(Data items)

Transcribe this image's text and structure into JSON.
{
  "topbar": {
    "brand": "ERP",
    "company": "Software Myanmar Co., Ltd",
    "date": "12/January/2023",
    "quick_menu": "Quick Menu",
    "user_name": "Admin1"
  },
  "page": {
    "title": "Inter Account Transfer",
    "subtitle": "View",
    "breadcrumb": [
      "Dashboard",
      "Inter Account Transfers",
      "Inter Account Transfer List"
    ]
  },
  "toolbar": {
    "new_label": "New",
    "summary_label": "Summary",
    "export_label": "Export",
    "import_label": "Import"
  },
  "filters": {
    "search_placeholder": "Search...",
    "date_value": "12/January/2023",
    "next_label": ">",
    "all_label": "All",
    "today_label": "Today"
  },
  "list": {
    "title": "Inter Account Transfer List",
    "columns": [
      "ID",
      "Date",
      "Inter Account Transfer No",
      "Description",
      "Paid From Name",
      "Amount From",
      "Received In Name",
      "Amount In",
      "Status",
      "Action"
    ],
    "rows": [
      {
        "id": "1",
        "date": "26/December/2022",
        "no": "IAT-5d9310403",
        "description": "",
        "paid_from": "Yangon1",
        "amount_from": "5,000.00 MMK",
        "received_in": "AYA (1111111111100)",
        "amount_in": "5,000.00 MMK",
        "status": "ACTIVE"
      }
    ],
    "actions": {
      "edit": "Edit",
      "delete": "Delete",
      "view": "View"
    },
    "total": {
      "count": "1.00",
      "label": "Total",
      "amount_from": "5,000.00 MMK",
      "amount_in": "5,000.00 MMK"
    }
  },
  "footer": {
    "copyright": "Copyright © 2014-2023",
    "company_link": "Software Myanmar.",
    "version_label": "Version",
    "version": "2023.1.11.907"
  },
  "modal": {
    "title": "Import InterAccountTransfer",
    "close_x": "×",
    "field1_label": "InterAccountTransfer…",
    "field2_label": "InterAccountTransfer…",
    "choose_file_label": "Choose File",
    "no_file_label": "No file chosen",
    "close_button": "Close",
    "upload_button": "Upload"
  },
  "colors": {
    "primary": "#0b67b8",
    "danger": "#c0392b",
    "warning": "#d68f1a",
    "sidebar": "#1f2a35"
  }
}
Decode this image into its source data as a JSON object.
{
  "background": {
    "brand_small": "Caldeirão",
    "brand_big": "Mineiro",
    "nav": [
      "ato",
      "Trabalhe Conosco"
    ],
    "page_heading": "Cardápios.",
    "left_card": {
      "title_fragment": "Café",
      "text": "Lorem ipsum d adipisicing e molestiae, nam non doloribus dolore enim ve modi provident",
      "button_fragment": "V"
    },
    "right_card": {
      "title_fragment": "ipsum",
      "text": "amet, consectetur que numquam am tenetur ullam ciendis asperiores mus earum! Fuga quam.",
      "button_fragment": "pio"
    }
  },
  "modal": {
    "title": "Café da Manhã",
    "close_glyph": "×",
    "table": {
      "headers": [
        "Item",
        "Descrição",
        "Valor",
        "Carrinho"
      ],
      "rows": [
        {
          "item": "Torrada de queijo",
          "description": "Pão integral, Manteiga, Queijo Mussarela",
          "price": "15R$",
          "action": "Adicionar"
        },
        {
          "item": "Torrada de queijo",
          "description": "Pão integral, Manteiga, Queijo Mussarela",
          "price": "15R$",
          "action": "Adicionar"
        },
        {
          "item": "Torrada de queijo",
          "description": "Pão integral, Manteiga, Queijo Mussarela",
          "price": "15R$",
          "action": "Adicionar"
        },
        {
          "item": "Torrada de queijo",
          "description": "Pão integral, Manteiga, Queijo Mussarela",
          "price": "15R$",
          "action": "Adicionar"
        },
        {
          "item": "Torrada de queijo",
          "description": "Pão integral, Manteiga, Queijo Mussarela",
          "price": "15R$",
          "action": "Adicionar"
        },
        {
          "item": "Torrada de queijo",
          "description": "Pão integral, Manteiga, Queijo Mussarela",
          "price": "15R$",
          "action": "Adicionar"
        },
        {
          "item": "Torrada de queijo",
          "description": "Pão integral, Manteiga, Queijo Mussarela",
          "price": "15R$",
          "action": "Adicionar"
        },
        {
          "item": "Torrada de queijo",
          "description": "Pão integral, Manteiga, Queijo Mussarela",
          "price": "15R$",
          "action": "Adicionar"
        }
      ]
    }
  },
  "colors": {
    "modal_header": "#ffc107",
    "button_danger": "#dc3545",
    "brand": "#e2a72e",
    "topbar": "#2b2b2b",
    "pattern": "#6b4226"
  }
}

_Problem to work on_
All lines in the data that contain the word "text" should be copied.

_Correct answer_
Transcribe this image's text and structure into JSON.
      "text": "Lorem ipsum d adipisicing e molestiae, nam non doloribus dolore enim ve modi provident",
      "text": "amet, consectetur que numquam am tenetur ullam ciendis asperiores mus earum! Fuga quam.",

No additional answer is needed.